### Task instructions
Skip the images and return the records below exactly.

Records from a data collection:
━━━━

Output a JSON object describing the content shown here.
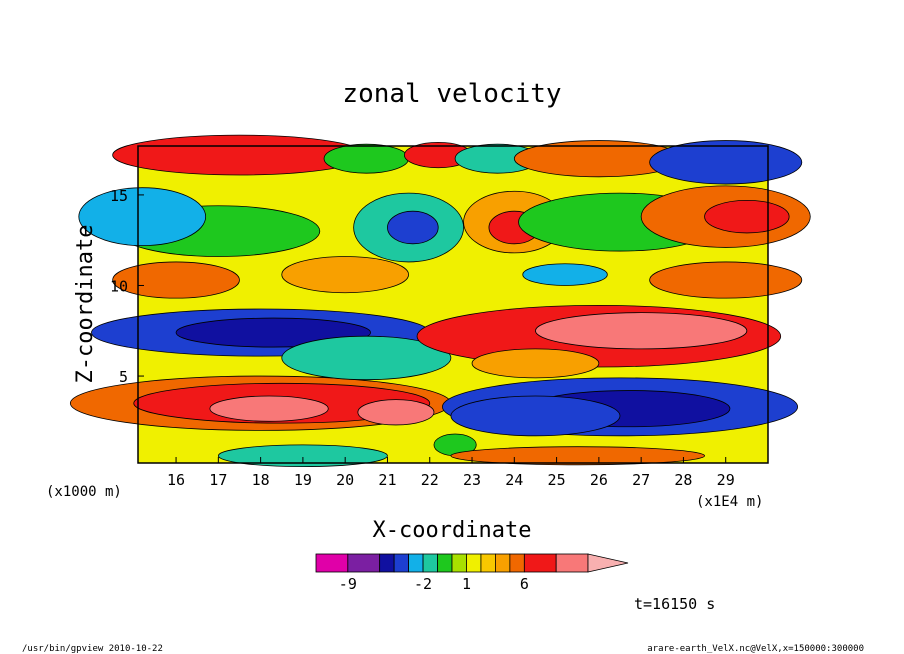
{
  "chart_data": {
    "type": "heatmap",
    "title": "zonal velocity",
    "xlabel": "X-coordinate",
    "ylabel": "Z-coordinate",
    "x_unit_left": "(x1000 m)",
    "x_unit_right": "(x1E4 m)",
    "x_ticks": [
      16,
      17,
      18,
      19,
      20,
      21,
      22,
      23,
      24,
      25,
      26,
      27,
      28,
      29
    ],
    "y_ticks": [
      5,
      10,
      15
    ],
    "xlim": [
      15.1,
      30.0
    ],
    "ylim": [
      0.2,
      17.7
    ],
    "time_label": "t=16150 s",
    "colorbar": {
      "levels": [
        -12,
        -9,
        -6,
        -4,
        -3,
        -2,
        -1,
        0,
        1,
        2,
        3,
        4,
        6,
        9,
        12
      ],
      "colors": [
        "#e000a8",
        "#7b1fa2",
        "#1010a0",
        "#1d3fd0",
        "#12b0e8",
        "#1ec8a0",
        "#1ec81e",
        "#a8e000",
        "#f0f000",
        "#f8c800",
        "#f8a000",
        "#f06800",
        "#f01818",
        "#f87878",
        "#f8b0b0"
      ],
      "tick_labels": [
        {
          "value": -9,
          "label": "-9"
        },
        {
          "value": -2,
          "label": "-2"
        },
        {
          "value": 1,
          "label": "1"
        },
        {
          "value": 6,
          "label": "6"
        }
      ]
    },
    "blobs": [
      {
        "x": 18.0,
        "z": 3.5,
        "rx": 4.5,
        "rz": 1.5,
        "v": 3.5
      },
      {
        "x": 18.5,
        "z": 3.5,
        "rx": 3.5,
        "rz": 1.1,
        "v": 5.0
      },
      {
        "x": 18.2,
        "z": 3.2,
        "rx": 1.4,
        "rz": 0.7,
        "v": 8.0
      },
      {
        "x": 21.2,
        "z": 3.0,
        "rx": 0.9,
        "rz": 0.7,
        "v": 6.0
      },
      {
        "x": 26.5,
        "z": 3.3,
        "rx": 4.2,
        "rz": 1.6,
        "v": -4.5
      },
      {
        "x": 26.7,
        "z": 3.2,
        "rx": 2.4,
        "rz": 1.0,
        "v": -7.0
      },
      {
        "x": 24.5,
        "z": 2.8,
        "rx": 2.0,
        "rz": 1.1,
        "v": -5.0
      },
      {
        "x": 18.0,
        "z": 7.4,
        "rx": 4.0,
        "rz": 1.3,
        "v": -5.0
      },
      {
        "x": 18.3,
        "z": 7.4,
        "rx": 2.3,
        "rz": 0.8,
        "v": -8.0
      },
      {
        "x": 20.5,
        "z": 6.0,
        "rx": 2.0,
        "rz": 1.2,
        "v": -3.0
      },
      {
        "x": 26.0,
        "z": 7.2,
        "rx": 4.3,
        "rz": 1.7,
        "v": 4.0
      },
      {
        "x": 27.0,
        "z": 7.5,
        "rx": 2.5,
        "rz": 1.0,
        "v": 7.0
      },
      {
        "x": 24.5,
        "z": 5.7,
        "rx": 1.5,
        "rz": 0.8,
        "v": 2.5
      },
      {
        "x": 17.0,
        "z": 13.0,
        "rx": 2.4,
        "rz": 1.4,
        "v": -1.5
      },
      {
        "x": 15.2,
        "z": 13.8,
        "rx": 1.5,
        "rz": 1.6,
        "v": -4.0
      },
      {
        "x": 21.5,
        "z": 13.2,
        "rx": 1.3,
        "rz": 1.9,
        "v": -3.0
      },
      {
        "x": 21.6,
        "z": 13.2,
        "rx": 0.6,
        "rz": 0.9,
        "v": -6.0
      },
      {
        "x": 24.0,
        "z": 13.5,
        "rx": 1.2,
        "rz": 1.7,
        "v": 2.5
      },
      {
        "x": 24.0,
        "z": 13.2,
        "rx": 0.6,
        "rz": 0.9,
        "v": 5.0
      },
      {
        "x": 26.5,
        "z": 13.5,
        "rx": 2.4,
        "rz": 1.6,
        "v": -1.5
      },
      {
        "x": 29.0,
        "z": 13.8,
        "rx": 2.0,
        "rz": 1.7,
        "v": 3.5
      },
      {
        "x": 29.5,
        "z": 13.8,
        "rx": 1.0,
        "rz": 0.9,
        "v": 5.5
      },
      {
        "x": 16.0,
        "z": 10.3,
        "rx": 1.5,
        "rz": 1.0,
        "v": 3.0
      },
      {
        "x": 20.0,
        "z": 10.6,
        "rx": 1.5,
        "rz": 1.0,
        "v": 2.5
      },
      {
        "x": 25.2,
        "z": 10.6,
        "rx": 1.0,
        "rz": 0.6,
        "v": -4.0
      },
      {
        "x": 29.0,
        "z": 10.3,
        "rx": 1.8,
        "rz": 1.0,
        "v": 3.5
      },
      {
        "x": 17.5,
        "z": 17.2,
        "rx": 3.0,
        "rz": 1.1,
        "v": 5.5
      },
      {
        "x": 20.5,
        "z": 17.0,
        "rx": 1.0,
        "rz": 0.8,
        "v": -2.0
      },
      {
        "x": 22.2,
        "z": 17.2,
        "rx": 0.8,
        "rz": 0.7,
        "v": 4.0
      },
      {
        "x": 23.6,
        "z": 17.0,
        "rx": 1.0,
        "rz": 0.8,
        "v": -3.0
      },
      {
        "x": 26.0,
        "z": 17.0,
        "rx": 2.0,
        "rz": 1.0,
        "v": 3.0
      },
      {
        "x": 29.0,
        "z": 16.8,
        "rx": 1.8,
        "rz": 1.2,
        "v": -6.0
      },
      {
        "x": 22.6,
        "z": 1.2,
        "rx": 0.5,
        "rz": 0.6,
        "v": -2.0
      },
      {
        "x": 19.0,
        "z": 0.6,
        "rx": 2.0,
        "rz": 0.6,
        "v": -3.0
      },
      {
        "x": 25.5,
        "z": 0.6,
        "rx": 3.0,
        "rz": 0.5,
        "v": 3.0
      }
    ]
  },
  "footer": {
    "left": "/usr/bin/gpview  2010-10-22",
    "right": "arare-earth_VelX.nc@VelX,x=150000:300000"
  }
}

━━━━

### Result
Output a JSON object describing the content shown here.
{
  "chart_data": {
    "type": "heatmap",
    "title": "zonal velocity",
    "xlabel": "X-coordinate",
    "ylabel": "Z-coordinate",
    "x_unit_left": "(x1000 m)",
    "x_unit_right": "(x1E4 m)",
    "x_ticks": [
      16,
      17,
      18,
      19,
      20,
      21,
      22,
      23,
      24,
      25,
      26,
      27,
      28,
      29
    ],
    "y_ticks": [
      5,
      10,
      15
    ],
    "xlim": [
      15.1,
      30.0
    ],
    "ylim": [
      0.2,
      17.7
    ],
    "time_label": "t=16150 s",
    "colorbar": {
      "levels": [
        -12,
        -9,
        -6,
        -4,
        -3,
        -2,
        -1,
        0,
        1,
        2,
        3,
        4,
        6,
        9,
        12
      ],
      "colors": [
        "#e000a8",
        "#7b1fa2",
        "#1010a0",
        "#1d3fd0",
        "#12b0e8",
        "#1ec8a0",
        "#1ec81e",
        "#a8e000",
        "#f0f000",
        "#f8c800",
        "#f8a000",
        "#f06800",
        "#f01818",
        "#f87878",
        "#f8b0b0"
      ],
      "tick_labels": [
        {
          "value": -9,
          "label": "-9"
        },
        {
          "value": -2,
          "label": "-2"
        },
        {
          "value": 1,
          "label": "1"
        },
        {
          "value": 6,
          "label": "6"
        }
      ]
    },
    "blobs": [
      {
        "x": 18.0,
        "z": 3.5,
        "rx": 4.5,
        "rz": 1.5,
        "v": 3.5
      },
      {
        "x": 18.5,
        "z": 3.5,
        "rx": 3.5,
        "rz": 1.1,
        "v": 5.0
      },
      {
        "x": 18.2,
        "z": 3.2,
        "rx": 1.4,
        "rz": 0.7,
        "v": 8.0
      },
      {
        "x": 21.2,
        "z": 3.0,
        "rx": 0.9,
        "rz": 0.7,
        "v": 6.0
      },
      {
        "x": 26.5,
        "z": 3.3,
        "rx": 4.2,
        "rz": 1.6,
        "v": -4.5
      },
      {
        "x": 26.7,
        "z": 3.2,
        "rx": 2.4,
        "rz": 1.0,
        "v": -7.0
      },
      {
        "x": 24.5,
        "z": 2.8,
        "rx": 2.0,
        "rz": 1.1,
        "v": -5.0
      },
      {
        "x": 18.0,
        "z": 7.4,
        "rx": 4.0,
        "rz": 1.3,
        "v": -5.0
      },
      {
        "x": 18.3,
        "z": 7.4,
        "rx": 2.3,
        "rz": 0.8,
        "v": -8.0
      },
      {
        "x": 20.5,
        "z": 6.0,
        "rx": 2.0,
        "rz": 1.2,
        "v": -3.0
      },
      {
        "x": 26.0,
        "z": 7.2,
        "rx": 4.3,
        "rz": 1.7,
        "v": 4.0
      },
      {
        "x": 27.0,
        "z": 7.5,
        "rx": 2.5,
        "rz": 1.0,
        "v": 7.0
      },
      {
        "x": 24.5,
        "z": 5.7,
        "rx": 1.5,
        "rz": 0.8,
        "v": 2.5
      },
      {
        "x": 17.0,
        "z": 13.0,
        "rx": 2.4,
        "rz": 1.4,
        "v": -1.5
      },
      {
        "x": 15.2,
        "z": 13.8,
        "rx": 1.5,
        "rz": 1.6,
        "v": -4.0
      },
      {
        "x": 21.5,
        "z": 13.2,
        "rx": 1.3,
        "rz": 1.9,
        "v": -3.0
      },
      {
        "x": 21.6,
        "z": 13.2,
        "rx": 0.6,
        "rz": 0.9,
        "v": -6.0
      },
      {
        "x": 24.0,
        "z": 13.5,
        "rx": 1.2,
        "rz": 1.7,
        "v": 2.5
      },
      {
        "x": 24.0,
        "z": 13.2,
        "rx": 0.6,
        "rz": 0.9,
        "v": 5.0
      },
      {
        "x": 26.5,
        "z": 13.5,
        "rx": 2.4,
        "rz": 1.6,
        "v": -1.5
      },
      {
        "x": 29.0,
        "z": 13.8,
        "rx": 2.0,
        "rz": 1.7,
        "v": 3.5
      },
      {
        "x": 29.5,
        "z": 13.8,
        "rx": 1.0,
        "rz": 0.9,
        "v": 5.5
      },
      {
        "x": 16.0,
        "z": 10.3,
        "rx": 1.5,
        "rz": 1.0,
        "v": 3.0
      },
      {
        "x": 20.0,
        "z": 10.6,
        "rx": 1.5,
        "rz": 1.0,
        "v": 2.5
      },
      {
        "x": 25.2,
        "z": 10.6,
        "rx": 1.0,
        "rz": 0.6,
        "v": -4.0
      },
      {
        "x": 29.0,
        "z": 10.3,
        "rx": 1.8,
        "rz": 1.0,
        "v": 3.5
      },
      {
        "x": 17.5,
        "z": 17.2,
        "rx": 3.0,
        "rz": 1.1,
        "v": 5.5
      },
      {
        "x": 20.5,
        "z": 17.0,
        "rx": 1.0,
        "rz": 0.8,
        "v": -2.0
      },
      {
        "x": 22.2,
        "z": 17.2,
        "rx": 0.8,
        "rz": 0.7,
        "v": 4.0
      },
      {
        "x": 23.6,
        "z": 17.0,
        "rx": 1.0,
        "rz": 0.8,
        "v": -3.0
      },
      {
        "x": 26.0,
        "z": 17.0,
        "rx": 2.0,
        "rz": 1.0,
        "v": 3.0
      },
      {
        "x": 29.0,
        "z": 16.8,
        "rx": 1.8,
        "rz": 1.2,
        "v": -6.0
      },
      {
        "x": 22.6,
        "z": 1.2,
        "rx": 0.5,
        "rz": 0.6,
        "v": -2.0
      },
      {
        "x": 19.0,
        "z": 0.6,
        "rx": 2.0,
        "rz": 0.6,
        "v": -3.0
      },
      {
        "x": 25.5,
        "z": 0.6,
        "rx": 3.0,
        "rz": 0.5,
        "v": 3.0
      }
    ]
  },
  "footer": {
    "left": "/usr/bin/gpview  2010-10-22",
    "right": "arare-earth_VelX.nc@VelX,x=150000:300000"
  }
}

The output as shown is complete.